-- START --
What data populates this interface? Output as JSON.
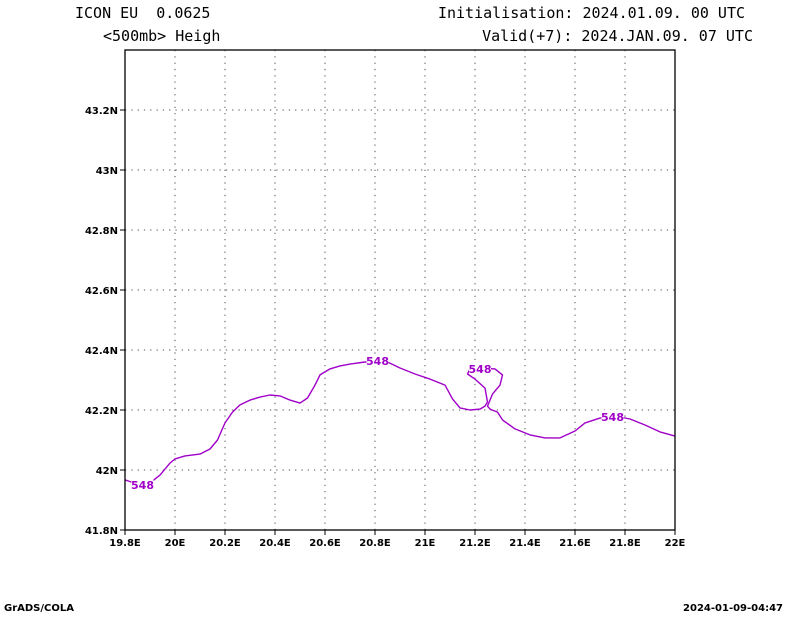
{
  "header": {
    "model": "ICON EU  0.0625",
    "field": "<500mb> Heigh",
    "initialisation": "Initialisation: 2024.01.09. 00 UTC",
    "valid": "Valid(+7): 2024.JAN.09. 07 UTC"
  },
  "footer": {
    "left": "GrADS/COLA",
    "right": "2024-01-09-04:47"
  },
  "chart_data": {
    "type": "line",
    "xlim": [
      19.8,
      22.0
    ],
    "ylim": [
      41.8,
      43.4
    ],
    "x_ticks": [
      {
        "value": 19.8,
        "label": "19.8E"
      },
      {
        "value": 20.0,
        "label": "20E"
      },
      {
        "value": 20.2,
        "label": "20.2E"
      },
      {
        "value": 20.4,
        "label": "20.4E"
      },
      {
        "value": 20.6,
        "label": "20.6E"
      },
      {
        "value": 20.8,
        "label": "20.8E"
      },
      {
        "value": 21.0,
        "label": "21E"
      },
      {
        "value": 21.2,
        "label": "21.2E"
      },
      {
        "value": 21.4,
        "label": "21.4E"
      },
      {
        "value": 21.6,
        "label": "21.6E"
      },
      {
        "value": 21.8,
        "label": "21.8E"
      },
      {
        "value": 22.0,
        "label": "22E"
      }
    ],
    "y_ticks": [
      {
        "value": 41.8,
        "label": "41.8N"
      },
      {
        "value": 42.0,
        "label": "42N"
      },
      {
        "value": 42.2,
        "label": "42.2N"
      },
      {
        "value": 42.4,
        "label": "42.4N"
      },
      {
        "value": 42.6,
        "label": "42.6N"
      },
      {
        "value": 42.8,
        "label": "42.8N"
      },
      {
        "value": 43.0,
        "label": "43N"
      },
      {
        "value": 43.2,
        "label": "43.2N"
      }
    ],
    "grid": true,
    "series": [
      {
        "color": "#a000c8",
        "points": [
          [
            19.8,
            41.967
          ],
          [
            19.85,
            41.953
          ],
          [
            19.9,
            41.957
          ],
          [
            19.94,
            41.983
          ],
          [
            19.98,
            42.023
          ],
          [
            20.0,
            42.037
          ],
          [
            20.04,
            42.047
          ],
          [
            20.1,
            42.053
          ],
          [
            20.14,
            42.07
          ],
          [
            20.17,
            42.1
          ],
          [
            20.2,
            42.157
          ],
          [
            20.23,
            42.193
          ],
          [
            20.26,
            42.217
          ],
          [
            20.3,
            42.233
          ],
          [
            20.34,
            42.243
          ],
          [
            20.38,
            42.25
          ],
          [
            20.42,
            42.247
          ],
          [
            20.46,
            42.233
          ],
          [
            20.5,
            42.223
          ],
          [
            20.53,
            42.24
          ],
          [
            20.56,
            42.283
          ],
          [
            20.58,
            42.317
          ],
          [
            20.62,
            42.337
          ],
          [
            20.66,
            42.347
          ],
          [
            20.7,
            42.353
          ],
          [
            20.76,
            42.36
          ],
          [
            20.85,
            42.36
          ],
          [
            20.9,
            42.34
          ],
          [
            20.96,
            42.32
          ],
          [
            21.02,
            42.303
          ],
          [
            21.08,
            42.283
          ],
          [
            21.11,
            42.237
          ],
          [
            21.14,
            42.207
          ],
          [
            21.18,
            42.2
          ],
          [
            21.22,
            42.203
          ],
          [
            21.24,
            42.213
          ],
          [
            21.25,
            42.227
          ],
          [
            21.24,
            42.273
          ],
          [
            21.2,
            42.303
          ],
          [
            21.17,
            42.32
          ],
          [
            21.18,
            42.337
          ],
          [
            21.22,
            42.34
          ],
          [
            21.28,
            42.337
          ],
          [
            21.31,
            42.317
          ],
          [
            21.3,
            42.283
          ],
          [
            21.27,
            42.253
          ],
          [
            21.25,
            42.213
          ],
          [
            21.26,
            42.203
          ],
          [
            21.29,
            42.193
          ],
          [
            21.31,
            42.167
          ],
          [
            21.36,
            42.137
          ],
          [
            21.42,
            42.117
          ],
          [
            21.48,
            42.107
          ],
          [
            21.54,
            42.107
          ],
          [
            21.6,
            42.13
          ],
          [
            21.64,
            42.157
          ],
          [
            21.7,
            42.173
          ],
          [
            21.76,
            42.18
          ],
          [
            21.82,
            42.17
          ],
          [
            21.88,
            42.15
          ],
          [
            21.94,
            42.127
          ],
          [
            22.0,
            42.113
          ]
        ],
        "contour_labels": [
          {
            "x": 19.87,
            "y": 41.95,
            "text": "548"
          },
          {
            "x": 20.81,
            "y": 42.363,
            "text": "548"
          },
          {
            "x": 21.22,
            "y": 42.337,
            "text": "548"
          },
          {
            "x": 21.75,
            "y": 42.177,
            "text": "548"
          }
        ]
      }
    ]
  }
}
-- END --
— Requirement —
Pictures are excluded; output everything else in the data verbatim.

— Answer for the task —
What data populates this interface? Output as JSON.
{
  "header": {
    "model": "ICON EU  0.0625",
    "field": "<500mb> Heigh",
    "initialisation": "Initialisation: 2024.01.09. 00 UTC",
    "valid": "Valid(+7): 2024.JAN.09. 07 UTC"
  },
  "footer": {
    "left": "GrADS/COLA",
    "right": "2024-01-09-04:47"
  },
  "chart_data": {
    "type": "line",
    "xlim": [
      19.8,
      22.0
    ],
    "ylim": [
      41.8,
      43.4
    ],
    "x_ticks": [
      {
        "value": 19.8,
        "label": "19.8E"
      },
      {
        "value": 20.0,
        "label": "20E"
      },
      {
        "value": 20.2,
        "label": "20.2E"
      },
      {
        "value": 20.4,
        "label": "20.4E"
      },
      {
        "value": 20.6,
        "label": "20.6E"
      },
      {
        "value": 20.8,
        "label": "20.8E"
      },
      {
        "value": 21.0,
        "label": "21E"
      },
      {
        "value": 21.2,
        "label": "21.2E"
      },
      {
        "value": 21.4,
        "label": "21.4E"
      },
      {
        "value": 21.6,
        "label": "21.6E"
      },
      {
        "value": 21.8,
        "label": "21.8E"
      },
      {
        "value": 22.0,
        "label": "22E"
      }
    ],
    "y_ticks": [
      {
        "value": 41.8,
        "label": "41.8N"
      },
      {
        "value": 42.0,
        "label": "42N"
      },
      {
        "value": 42.2,
        "label": "42.2N"
      },
      {
        "value": 42.4,
        "label": "42.4N"
      },
      {
        "value": 42.6,
        "label": "42.6N"
      },
      {
        "value": 42.8,
        "label": "42.8N"
      },
      {
        "value": 43.0,
        "label": "43N"
      },
      {
        "value": 43.2,
        "label": "43.2N"
      }
    ],
    "grid": true,
    "series": [
      {
        "color": "#a000c8",
        "points": [
          [
            19.8,
            41.967
          ],
          [
            19.85,
            41.953
          ],
          [
            19.9,
            41.957
          ],
          [
            19.94,
            41.983
          ],
          [
            19.98,
            42.023
          ],
          [
            20.0,
            42.037
          ],
          [
            20.04,
            42.047
          ],
          [
            20.1,
            42.053
          ],
          [
            20.14,
            42.07
          ],
          [
            20.17,
            42.1
          ],
          [
            20.2,
            42.157
          ],
          [
            20.23,
            42.193
          ],
          [
            20.26,
            42.217
          ],
          [
            20.3,
            42.233
          ],
          [
            20.34,
            42.243
          ],
          [
            20.38,
            42.25
          ],
          [
            20.42,
            42.247
          ],
          [
            20.46,
            42.233
          ],
          [
            20.5,
            42.223
          ],
          [
            20.53,
            42.24
          ],
          [
            20.56,
            42.283
          ],
          [
            20.58,
            42.317
          ],
          [
            20.62,
            42.337
          ],
          [
            20.66,
            42.347
          ],
          [
            20.7,
            42.353
          ],
          [
            20.76,
            42.36
          ],
          [
            20.85,
            42.36
          ],
          [
            20.9,
            42.34
          ],
          [
            20.96,
            42.32
          ],
          [
            21.02,
            42.303
          ],
          [
            21.08,
            42.283
          ],
          [
            21.11,
            42.237
          ],
          [
            21.14,
            42.207
          ],
          [
            21.18,
            42.2
          ],
          [
            21.22,
            42.203
          ],
          [
            21.24,
            42.213
          ],
          [
            21.25,
            42.227
          ],
          [
            21.24,
            42.273
          ],
          [
            21.2,
            42.303
          ],
          [
            21.17,
            42.32
          ],
          [
            21.18,
            42.337
          ],
          [
            21.22,
            42.34
          ],
          [
            21.28,
            42.337
          ],
          [
            21.31,
            42.317
          ],
          [
            21.3,
            42.283
          ],
          [
            21.27,
            42.253
          ],
          [
            21.25,
            42.213
          ],
          [
            21.26,
            42.203
          ],
          [
            21.29,
            42.193
          ],
          [
            21.31,
            42.167
          ],
          [
            21.36,
            42.137
          ],
          [
            21.42,
            42.117
          ],
          [
            21.48,
            42.107
          ],
          [
            21.54,
            42.107
          ],
          [
            21.6,
            42.13
          ],
          [
            21.64,
            42.157
          ],
          [
            21.7,
            42.173
          ],
          [
            21.76,
            42.18
          ],
          [
            21.82,
            42.17
          ],
          [
            21.88,
            42.15
          ],
          [
            21.94,
            42.127
          ],
          [
            22.0,
            42.113
          ]
        ],
        "contour_labels": [
          {
            "x": 19.87,
            "y": 41.95,
            "text": "548"
          },
          {
            "x": 20.81,
            "y": 42.363,
            "text": "548"
          },
          {
            "x": 21.22,
            "y": 42.337,
            "text": "548"
          },
          {
            "x": 21.75,
            "y": 42.177,
            "text": "548"
          }
        ]
      }
    ]
  }
}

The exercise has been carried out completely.